═════ DATA FOR THE TASK ═════

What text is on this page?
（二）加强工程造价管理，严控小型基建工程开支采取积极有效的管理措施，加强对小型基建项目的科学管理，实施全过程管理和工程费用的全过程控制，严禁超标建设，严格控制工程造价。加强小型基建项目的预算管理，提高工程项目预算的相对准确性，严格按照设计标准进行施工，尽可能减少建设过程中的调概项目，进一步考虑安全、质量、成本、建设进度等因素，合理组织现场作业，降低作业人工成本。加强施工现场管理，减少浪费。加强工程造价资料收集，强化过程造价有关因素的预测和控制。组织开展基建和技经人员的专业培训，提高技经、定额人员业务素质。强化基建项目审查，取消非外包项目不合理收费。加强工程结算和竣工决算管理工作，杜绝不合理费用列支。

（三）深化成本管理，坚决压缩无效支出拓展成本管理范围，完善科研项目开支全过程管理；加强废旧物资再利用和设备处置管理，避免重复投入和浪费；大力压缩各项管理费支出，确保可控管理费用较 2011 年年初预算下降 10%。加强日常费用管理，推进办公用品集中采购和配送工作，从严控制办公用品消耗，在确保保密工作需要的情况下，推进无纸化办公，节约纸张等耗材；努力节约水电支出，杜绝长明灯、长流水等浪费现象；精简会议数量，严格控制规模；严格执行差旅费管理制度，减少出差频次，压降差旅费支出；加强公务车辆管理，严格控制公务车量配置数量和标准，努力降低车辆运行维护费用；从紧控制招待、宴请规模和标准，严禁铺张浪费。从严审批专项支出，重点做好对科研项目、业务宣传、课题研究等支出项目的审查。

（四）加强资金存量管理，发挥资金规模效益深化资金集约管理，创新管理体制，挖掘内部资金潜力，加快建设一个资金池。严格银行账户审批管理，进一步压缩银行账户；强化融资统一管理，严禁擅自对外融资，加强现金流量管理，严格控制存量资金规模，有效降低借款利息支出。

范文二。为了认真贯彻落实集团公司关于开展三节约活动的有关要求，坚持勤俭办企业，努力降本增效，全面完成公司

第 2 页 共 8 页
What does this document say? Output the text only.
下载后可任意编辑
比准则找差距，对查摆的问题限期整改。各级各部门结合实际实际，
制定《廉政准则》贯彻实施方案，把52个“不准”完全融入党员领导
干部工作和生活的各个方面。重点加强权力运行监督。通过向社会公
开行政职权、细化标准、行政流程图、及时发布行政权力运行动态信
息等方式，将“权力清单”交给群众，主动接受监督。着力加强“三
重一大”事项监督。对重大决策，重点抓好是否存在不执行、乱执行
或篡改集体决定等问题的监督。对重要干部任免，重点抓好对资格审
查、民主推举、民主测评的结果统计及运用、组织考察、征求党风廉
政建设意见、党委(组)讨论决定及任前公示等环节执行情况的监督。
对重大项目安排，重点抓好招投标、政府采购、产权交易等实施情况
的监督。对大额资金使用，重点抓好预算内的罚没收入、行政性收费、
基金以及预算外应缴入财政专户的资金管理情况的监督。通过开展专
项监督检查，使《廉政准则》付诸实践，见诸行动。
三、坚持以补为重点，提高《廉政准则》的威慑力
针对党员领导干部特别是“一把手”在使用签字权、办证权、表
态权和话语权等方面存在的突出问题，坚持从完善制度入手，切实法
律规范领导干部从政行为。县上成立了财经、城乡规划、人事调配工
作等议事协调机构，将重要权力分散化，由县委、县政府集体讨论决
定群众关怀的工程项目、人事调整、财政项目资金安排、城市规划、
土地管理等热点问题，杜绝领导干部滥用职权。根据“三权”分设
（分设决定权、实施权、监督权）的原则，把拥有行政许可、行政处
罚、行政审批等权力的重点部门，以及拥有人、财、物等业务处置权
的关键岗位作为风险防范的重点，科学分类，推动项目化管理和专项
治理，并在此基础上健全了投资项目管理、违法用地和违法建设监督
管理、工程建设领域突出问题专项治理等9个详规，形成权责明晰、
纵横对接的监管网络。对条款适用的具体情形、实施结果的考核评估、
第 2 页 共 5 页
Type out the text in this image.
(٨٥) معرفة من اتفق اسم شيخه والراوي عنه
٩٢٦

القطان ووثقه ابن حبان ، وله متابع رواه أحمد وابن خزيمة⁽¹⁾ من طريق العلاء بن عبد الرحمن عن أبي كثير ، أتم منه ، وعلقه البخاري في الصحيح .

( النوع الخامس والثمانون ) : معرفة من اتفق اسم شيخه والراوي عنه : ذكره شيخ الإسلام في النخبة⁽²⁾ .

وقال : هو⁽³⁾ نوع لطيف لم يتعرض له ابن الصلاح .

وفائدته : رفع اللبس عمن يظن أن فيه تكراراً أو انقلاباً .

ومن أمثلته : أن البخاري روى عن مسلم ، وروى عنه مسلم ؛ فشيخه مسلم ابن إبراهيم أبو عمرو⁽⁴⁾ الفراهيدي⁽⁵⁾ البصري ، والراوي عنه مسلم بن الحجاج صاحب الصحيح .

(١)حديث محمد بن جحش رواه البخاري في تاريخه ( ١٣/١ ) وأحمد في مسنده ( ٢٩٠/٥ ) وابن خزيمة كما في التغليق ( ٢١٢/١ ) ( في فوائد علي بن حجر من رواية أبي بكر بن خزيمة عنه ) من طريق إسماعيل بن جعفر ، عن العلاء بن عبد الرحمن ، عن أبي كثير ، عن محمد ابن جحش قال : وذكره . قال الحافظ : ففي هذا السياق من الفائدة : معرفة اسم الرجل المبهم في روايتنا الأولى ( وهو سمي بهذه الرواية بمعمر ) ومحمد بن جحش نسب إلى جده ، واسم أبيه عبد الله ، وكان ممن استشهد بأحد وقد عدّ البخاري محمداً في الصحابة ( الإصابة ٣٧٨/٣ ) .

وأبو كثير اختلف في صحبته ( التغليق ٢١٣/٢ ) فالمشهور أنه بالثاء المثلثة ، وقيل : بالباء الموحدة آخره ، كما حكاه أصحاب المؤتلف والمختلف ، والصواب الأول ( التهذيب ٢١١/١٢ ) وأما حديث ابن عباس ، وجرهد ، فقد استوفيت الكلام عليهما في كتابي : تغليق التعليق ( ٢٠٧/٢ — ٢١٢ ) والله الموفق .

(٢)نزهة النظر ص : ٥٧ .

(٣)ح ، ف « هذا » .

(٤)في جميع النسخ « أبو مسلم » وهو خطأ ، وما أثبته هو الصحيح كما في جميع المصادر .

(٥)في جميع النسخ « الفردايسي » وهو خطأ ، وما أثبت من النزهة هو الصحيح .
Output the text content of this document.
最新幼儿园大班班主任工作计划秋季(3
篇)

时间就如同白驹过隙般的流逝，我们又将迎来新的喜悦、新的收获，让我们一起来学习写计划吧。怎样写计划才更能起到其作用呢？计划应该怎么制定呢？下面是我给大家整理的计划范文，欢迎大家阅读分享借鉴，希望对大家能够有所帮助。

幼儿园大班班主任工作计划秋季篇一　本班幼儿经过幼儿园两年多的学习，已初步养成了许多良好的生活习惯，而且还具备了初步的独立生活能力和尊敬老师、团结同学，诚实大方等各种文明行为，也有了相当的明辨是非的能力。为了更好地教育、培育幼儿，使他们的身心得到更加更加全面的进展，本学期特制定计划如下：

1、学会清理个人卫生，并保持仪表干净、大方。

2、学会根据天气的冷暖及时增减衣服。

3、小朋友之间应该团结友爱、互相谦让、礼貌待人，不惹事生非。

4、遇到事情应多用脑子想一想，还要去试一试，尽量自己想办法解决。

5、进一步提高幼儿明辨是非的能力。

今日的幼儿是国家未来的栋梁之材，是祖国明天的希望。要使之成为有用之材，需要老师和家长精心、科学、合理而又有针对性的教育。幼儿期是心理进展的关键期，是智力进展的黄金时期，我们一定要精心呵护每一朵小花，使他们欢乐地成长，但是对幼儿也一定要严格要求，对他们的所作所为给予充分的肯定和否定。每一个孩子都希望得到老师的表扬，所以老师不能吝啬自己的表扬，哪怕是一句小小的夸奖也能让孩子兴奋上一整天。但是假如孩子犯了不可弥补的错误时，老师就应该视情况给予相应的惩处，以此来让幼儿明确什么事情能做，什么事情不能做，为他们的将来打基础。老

═════

→ WRITTEN TASK: Using the entries above, return each line that includes the word "text".

→ ANSWER FOR THE TASK:
What text is on this page?
What does this document say? Output the text only.
Type out the text in this image.
Output the text content of this document.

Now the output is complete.